| Problem requirements |
Only the lines from the line containing "Extract the structured" to the end of the entries should be repeated, exactly as they appear.

| Records shown |
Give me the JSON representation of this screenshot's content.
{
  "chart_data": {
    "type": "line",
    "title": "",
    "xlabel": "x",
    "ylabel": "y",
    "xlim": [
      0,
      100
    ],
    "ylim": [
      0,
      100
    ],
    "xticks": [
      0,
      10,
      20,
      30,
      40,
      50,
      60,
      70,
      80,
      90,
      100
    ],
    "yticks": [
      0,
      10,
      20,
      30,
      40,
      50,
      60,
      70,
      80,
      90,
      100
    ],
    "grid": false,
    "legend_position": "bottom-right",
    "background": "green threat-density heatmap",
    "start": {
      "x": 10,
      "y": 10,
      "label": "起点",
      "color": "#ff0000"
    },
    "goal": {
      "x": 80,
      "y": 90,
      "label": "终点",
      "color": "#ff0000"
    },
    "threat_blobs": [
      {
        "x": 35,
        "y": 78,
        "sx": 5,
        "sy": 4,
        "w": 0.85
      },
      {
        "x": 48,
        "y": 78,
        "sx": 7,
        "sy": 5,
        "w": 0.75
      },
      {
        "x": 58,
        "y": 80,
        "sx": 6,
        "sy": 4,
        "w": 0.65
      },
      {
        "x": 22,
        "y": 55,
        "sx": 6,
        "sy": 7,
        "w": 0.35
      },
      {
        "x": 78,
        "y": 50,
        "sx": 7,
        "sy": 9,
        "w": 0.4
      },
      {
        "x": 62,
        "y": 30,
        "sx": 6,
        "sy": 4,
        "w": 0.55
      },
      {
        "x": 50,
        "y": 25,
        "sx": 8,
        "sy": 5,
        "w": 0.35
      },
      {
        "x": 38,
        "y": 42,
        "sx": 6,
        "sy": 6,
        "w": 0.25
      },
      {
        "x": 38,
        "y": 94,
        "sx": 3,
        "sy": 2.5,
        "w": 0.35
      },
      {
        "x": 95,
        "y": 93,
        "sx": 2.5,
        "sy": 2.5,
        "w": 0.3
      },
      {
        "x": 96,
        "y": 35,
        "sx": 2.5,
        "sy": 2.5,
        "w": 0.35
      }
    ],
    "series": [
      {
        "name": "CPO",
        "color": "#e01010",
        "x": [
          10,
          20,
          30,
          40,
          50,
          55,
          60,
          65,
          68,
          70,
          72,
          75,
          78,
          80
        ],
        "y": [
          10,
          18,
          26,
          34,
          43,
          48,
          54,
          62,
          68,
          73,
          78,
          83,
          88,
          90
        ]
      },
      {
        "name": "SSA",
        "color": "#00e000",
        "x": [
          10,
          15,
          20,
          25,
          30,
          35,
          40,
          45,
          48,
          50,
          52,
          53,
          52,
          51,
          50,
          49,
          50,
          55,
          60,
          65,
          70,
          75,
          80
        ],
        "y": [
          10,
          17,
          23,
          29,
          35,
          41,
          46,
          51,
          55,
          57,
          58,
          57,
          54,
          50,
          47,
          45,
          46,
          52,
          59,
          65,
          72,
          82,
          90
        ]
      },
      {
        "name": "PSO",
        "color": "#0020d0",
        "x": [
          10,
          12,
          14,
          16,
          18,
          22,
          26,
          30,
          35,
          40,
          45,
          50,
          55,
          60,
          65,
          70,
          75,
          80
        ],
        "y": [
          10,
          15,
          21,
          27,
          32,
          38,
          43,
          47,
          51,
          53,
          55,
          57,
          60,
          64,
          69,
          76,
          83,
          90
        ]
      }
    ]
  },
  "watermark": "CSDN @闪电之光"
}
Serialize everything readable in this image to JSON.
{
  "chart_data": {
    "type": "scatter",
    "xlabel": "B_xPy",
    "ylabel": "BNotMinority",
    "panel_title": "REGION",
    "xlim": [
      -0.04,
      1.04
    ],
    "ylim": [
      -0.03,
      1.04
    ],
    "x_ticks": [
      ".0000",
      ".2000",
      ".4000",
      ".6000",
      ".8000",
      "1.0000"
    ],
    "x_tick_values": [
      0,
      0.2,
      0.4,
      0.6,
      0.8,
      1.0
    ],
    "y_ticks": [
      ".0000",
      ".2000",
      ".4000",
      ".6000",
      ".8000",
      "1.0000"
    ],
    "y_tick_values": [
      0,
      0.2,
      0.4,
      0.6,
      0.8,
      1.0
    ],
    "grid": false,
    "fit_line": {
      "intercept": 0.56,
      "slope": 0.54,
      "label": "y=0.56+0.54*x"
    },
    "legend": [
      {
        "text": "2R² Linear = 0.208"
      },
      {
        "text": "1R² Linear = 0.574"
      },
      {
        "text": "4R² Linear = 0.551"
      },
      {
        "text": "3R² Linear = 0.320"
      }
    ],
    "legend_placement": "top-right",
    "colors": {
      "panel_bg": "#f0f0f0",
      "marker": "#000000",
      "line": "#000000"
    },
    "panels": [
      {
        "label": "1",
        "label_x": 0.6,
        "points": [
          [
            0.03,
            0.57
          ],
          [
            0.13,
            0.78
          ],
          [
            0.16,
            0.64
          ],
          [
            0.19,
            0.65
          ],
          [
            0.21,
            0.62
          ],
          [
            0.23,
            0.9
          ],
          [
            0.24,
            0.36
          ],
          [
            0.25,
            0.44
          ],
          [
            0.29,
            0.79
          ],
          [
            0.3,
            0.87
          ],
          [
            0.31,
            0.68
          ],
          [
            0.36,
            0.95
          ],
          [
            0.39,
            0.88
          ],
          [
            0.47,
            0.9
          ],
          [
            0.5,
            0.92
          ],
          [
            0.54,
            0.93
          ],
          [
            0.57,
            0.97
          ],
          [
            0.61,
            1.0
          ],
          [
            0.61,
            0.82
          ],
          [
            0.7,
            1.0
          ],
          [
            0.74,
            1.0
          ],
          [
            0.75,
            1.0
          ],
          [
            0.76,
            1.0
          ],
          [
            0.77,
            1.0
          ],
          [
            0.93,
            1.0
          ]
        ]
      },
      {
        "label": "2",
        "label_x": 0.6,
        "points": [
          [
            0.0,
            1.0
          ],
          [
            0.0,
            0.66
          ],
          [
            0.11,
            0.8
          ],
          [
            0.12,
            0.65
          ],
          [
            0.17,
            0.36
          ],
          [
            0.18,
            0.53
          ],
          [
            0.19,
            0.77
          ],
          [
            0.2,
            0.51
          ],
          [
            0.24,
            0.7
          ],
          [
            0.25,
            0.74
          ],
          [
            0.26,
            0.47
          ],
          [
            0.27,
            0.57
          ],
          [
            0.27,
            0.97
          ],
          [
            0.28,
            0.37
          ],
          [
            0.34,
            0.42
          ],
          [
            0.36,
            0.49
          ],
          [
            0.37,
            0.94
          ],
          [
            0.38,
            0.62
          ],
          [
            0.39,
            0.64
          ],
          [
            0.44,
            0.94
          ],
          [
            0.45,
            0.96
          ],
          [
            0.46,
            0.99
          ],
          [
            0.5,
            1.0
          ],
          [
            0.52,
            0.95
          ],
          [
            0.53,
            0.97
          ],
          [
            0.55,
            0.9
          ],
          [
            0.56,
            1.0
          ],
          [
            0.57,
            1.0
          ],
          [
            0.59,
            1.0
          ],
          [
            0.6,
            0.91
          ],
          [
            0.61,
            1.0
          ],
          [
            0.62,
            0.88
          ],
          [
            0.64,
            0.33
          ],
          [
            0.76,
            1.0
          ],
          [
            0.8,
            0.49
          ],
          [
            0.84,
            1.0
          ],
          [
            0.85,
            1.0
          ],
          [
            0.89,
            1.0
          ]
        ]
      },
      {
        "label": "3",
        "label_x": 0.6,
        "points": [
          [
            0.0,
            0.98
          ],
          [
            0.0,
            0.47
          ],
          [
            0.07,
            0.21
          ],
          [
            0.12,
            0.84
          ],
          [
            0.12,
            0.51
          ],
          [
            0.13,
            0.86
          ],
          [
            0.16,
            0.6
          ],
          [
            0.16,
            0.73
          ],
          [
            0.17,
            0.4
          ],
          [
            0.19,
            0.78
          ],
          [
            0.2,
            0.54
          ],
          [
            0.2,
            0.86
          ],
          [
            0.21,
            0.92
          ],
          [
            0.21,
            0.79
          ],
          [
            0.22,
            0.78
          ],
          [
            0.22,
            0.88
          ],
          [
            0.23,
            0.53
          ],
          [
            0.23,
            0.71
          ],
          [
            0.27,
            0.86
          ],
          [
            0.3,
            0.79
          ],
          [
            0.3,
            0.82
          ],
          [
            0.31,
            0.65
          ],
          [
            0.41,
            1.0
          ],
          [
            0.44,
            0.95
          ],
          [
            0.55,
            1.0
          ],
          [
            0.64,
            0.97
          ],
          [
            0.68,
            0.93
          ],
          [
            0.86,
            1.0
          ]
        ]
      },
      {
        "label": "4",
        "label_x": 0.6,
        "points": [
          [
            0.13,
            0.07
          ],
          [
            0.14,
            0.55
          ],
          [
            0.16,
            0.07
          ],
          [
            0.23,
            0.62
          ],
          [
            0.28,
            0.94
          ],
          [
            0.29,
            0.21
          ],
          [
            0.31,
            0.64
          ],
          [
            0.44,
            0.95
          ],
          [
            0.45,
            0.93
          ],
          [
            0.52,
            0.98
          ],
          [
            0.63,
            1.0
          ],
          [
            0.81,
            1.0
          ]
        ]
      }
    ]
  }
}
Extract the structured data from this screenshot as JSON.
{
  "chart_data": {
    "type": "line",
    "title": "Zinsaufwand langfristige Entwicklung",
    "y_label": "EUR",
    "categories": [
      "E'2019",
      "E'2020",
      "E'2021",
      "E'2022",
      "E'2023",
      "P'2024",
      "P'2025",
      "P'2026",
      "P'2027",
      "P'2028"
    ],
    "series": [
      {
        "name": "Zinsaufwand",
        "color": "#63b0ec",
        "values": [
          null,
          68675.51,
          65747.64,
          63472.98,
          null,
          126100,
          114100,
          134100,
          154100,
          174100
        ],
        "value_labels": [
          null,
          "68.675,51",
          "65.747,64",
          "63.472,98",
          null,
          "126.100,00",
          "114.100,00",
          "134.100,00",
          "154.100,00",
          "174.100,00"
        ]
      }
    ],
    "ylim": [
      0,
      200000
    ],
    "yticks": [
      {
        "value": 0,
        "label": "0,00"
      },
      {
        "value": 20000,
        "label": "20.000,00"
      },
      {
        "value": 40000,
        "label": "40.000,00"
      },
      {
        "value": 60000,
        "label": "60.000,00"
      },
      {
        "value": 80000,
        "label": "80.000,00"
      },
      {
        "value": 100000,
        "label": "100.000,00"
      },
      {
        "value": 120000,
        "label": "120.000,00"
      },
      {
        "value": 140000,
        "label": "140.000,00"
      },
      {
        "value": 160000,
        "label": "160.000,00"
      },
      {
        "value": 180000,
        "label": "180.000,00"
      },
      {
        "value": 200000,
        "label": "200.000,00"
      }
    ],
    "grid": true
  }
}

| Solution for this task |
Extract the structured data from this screenshot as JSON.
{
  "chart_data": {
    "type": "line",
    "title": "Zinsaufwand langfristige Entwicklung",
    "y_label": "EUR",
    "categories": [
      "E'2019",
      "E'2020",
      "E'2021",
      "E'2022",
      "E'2023",
      "P'2024",
      "P'2025",
      "P'2026",
      "P'2027",
      "P'2028"
    ],
    "series": [
      {
        "name": "Zinsaufwand",
        "color": "#63b0ec",
        "values": [
          null,
          68675.51,
          65747.64,
          63472.98,
          null,
          126100,
          114100,
          134100,
          154100,
          174100
        ],
        "value_labels": [
          null,
          "68.675,51",
          "65.747,64",
          "63.472,98",
          null,
          "126.100,00",
          "114.100,00",
          "134.100,00",
          "154.100,00",
          "174.100,00"
        ]
      }
    ],
    "ylim": [
      0,
      200000
    ],
    "yticks": [
      {
        "value": 0,
        "label": "0,00"
      },
      {
        "value": 20000,
        "label": "20.000,00"
      },
      {
        "value": 40000,
        "label": "40.000,00"
      },
      {
        "value": 60000,
        "label": "60.000,00"
      },
      {
        "value": 80000,
        "label": "80.000,00"
      },
      {
        "value": 100000,
        "label": "100.000,00"
      },
      {
        "value": 120000,
        "label": "120.000,00"
      },
      {
        "value": 140000,
        "label": "140.000,00"
      },
      {
        "value": 160000,
        "label": "160.000,00"
      },
      {
        "value": 180000,
        "label": "180.000,00"
      },
      {
        "value": 200000,
        "label": "200.000,00"
      }
    ],
    "grid": true
  }
}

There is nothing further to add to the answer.